▶

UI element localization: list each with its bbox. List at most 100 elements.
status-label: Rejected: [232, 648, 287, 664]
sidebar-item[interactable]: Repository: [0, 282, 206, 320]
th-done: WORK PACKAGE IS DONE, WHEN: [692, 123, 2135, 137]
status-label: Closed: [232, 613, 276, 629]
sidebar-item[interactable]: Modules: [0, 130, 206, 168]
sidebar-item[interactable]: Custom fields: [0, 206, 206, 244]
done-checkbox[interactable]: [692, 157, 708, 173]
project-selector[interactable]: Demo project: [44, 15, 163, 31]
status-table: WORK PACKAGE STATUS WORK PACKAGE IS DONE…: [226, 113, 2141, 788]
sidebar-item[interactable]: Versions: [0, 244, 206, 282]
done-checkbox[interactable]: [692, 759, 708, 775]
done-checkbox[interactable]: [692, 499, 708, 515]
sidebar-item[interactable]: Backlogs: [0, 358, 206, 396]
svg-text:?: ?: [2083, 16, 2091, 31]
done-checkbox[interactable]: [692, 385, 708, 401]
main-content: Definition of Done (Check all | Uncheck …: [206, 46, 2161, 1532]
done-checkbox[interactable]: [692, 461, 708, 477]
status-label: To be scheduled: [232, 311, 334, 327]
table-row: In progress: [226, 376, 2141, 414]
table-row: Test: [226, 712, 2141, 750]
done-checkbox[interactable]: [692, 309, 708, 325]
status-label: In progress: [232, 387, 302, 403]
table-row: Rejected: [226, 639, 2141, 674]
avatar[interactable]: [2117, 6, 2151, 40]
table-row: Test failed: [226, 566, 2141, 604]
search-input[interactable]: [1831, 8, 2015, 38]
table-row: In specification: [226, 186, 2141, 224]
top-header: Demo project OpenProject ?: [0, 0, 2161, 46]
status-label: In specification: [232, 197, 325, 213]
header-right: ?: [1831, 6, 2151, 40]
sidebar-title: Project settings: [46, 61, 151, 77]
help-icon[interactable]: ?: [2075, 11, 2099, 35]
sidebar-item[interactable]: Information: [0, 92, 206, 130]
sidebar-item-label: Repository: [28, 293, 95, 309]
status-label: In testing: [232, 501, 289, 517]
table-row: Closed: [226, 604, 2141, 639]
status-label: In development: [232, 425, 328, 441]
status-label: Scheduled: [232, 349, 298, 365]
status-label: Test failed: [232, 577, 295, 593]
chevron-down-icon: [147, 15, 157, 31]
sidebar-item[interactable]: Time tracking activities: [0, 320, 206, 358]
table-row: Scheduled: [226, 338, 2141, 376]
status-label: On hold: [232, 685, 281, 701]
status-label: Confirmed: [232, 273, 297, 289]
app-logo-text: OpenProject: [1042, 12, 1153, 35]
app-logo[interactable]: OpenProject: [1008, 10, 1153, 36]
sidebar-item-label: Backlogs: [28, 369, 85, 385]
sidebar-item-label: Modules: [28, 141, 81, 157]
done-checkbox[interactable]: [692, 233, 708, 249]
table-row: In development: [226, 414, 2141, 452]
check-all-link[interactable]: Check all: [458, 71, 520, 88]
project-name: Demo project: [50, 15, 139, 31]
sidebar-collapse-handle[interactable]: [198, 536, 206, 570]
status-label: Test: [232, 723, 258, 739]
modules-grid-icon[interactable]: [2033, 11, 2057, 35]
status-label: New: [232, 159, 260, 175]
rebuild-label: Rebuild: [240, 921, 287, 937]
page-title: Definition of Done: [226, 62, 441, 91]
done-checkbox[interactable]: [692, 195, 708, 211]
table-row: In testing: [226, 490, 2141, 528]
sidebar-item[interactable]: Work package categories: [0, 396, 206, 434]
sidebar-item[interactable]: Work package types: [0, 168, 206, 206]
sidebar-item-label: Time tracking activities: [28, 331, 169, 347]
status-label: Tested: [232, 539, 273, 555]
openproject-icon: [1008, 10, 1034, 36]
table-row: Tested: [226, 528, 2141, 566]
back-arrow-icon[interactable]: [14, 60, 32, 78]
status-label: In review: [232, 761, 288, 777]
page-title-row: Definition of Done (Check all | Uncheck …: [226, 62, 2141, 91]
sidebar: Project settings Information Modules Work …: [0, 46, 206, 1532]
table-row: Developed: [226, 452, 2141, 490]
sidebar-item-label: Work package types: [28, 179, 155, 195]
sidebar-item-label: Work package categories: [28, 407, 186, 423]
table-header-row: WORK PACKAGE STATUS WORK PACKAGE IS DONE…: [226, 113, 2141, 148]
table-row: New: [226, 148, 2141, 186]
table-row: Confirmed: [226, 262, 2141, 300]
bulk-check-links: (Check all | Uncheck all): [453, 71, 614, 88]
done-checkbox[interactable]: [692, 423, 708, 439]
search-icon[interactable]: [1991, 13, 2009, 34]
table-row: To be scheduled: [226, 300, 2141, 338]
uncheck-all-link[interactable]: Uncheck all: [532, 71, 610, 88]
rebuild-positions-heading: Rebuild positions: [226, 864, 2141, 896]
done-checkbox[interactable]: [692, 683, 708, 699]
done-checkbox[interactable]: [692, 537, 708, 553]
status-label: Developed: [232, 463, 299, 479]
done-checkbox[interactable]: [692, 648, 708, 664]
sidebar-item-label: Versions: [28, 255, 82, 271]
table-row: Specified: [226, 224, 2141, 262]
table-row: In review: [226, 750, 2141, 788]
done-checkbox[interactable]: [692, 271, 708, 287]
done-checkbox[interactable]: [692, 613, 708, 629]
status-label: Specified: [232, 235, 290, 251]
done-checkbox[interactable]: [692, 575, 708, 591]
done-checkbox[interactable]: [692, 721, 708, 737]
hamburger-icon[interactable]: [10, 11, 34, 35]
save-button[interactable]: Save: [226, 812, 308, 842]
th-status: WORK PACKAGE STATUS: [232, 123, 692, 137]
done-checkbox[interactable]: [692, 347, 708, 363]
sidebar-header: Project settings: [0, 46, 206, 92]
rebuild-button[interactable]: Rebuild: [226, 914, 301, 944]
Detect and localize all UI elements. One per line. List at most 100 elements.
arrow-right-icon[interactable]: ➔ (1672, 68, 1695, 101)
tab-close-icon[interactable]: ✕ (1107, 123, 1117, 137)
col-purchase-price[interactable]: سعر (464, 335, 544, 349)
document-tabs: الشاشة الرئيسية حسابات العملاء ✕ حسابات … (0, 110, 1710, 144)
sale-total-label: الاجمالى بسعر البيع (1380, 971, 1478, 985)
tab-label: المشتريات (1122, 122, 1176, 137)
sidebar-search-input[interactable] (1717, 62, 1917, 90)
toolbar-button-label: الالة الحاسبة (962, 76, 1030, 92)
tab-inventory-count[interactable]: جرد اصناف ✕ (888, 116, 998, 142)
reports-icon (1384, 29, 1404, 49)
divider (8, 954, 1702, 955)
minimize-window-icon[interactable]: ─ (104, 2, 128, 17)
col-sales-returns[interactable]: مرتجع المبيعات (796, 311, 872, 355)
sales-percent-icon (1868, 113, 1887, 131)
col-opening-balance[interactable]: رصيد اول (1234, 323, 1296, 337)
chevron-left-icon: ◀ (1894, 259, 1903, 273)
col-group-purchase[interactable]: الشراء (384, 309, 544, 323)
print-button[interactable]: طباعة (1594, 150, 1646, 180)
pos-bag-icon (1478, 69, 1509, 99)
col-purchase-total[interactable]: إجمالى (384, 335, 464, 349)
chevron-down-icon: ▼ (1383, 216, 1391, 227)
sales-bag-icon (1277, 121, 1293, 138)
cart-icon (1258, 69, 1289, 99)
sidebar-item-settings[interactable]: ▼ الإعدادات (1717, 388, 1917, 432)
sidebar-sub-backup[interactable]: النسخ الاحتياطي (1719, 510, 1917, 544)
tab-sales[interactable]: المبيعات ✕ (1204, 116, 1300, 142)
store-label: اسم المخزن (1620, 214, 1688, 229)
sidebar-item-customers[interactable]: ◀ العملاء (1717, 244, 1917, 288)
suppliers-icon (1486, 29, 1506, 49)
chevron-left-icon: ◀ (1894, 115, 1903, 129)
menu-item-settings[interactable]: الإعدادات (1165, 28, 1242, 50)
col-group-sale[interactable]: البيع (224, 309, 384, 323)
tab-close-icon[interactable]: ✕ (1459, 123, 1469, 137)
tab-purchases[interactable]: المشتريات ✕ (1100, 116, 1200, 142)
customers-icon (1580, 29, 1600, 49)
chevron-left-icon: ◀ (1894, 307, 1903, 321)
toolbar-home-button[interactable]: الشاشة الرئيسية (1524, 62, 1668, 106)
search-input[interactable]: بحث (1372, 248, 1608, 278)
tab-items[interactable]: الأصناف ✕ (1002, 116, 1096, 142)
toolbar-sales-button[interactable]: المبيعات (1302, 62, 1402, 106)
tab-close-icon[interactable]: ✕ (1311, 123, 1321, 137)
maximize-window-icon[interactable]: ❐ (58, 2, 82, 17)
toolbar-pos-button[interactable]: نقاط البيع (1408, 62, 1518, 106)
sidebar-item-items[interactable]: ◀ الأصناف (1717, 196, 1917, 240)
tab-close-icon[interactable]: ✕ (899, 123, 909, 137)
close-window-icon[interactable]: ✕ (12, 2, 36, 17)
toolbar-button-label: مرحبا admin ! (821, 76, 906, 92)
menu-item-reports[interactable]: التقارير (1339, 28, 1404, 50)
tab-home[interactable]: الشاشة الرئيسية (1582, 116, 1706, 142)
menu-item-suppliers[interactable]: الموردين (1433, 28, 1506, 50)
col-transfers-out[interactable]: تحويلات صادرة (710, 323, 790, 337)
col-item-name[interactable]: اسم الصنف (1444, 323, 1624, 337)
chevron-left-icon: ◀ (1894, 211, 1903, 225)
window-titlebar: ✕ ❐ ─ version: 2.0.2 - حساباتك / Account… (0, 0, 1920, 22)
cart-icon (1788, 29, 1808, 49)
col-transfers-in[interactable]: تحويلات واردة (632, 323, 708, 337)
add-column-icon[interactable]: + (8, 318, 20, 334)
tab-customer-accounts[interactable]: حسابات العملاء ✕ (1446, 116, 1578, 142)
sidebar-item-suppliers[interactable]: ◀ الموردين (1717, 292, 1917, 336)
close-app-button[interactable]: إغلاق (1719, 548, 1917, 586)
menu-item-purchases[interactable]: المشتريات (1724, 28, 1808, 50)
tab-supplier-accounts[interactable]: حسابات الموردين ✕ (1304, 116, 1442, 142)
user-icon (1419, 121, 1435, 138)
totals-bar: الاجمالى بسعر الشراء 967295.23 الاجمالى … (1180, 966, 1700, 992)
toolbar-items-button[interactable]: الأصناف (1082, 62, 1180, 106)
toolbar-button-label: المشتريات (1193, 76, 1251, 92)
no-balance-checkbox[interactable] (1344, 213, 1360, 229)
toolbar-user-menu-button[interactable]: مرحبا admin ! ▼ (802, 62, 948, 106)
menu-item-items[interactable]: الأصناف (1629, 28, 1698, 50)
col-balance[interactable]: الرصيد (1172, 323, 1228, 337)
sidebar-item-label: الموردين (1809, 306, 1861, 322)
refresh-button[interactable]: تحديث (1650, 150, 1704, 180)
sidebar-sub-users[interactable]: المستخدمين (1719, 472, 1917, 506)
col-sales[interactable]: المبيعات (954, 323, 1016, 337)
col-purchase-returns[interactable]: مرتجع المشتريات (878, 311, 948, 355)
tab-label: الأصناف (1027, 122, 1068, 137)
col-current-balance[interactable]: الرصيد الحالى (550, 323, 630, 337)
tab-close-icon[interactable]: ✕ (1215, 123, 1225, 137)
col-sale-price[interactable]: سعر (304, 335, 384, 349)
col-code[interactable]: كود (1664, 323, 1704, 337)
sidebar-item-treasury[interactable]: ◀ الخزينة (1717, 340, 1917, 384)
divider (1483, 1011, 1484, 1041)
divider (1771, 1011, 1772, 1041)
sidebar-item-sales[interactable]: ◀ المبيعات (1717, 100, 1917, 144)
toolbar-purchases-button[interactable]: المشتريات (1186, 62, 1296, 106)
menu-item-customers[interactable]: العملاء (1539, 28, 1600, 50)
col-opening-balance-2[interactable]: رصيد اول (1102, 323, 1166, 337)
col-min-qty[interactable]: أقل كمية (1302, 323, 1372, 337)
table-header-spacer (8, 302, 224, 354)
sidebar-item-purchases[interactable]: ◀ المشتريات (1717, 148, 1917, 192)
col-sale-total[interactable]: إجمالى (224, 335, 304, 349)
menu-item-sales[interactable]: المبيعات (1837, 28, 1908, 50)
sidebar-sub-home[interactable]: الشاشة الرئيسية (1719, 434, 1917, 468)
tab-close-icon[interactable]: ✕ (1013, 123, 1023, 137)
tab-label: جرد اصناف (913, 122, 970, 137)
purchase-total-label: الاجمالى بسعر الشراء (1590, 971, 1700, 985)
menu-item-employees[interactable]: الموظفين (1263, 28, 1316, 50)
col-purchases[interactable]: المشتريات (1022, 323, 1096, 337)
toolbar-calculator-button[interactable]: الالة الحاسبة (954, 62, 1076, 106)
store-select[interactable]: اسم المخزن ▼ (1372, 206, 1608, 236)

◀

TASK BRIEF | Format the lines of the records above, from the first line up to and including the line containing "status-table: WORK PACKAGE", as a numbered list, leaving out any blank lines.

ANSWER BELOW |
1. UI element localization: list each with its bbox. List at most 100 elements.
2. status-label: Rejected: [232, 648, 287, 664]
3. sidebar-item[interactable]: Repository: [0, 282, 206, 320]
4. th-done: WORK PACKAGE IS DONE, WHEN: [692, 123, 2135, 137]
5. status-label: Closed: [232, 613, 276, 629]
6. sidebar-item[interactable]: Modules: [0, 130, 206, 168]
7. sidebar-item[interactable]: Custom fields: [0, 206, 206, 244]
8. done-checkbox[interactable]: [692, 157, 708, 173]
9. project-selector[interactable]: Demo project: [44, 15, 163, 31]
10. status-table: WORK PACKAGE STATUS WORK PACKAGE IS DONE…: [226, 113, 2141, 788]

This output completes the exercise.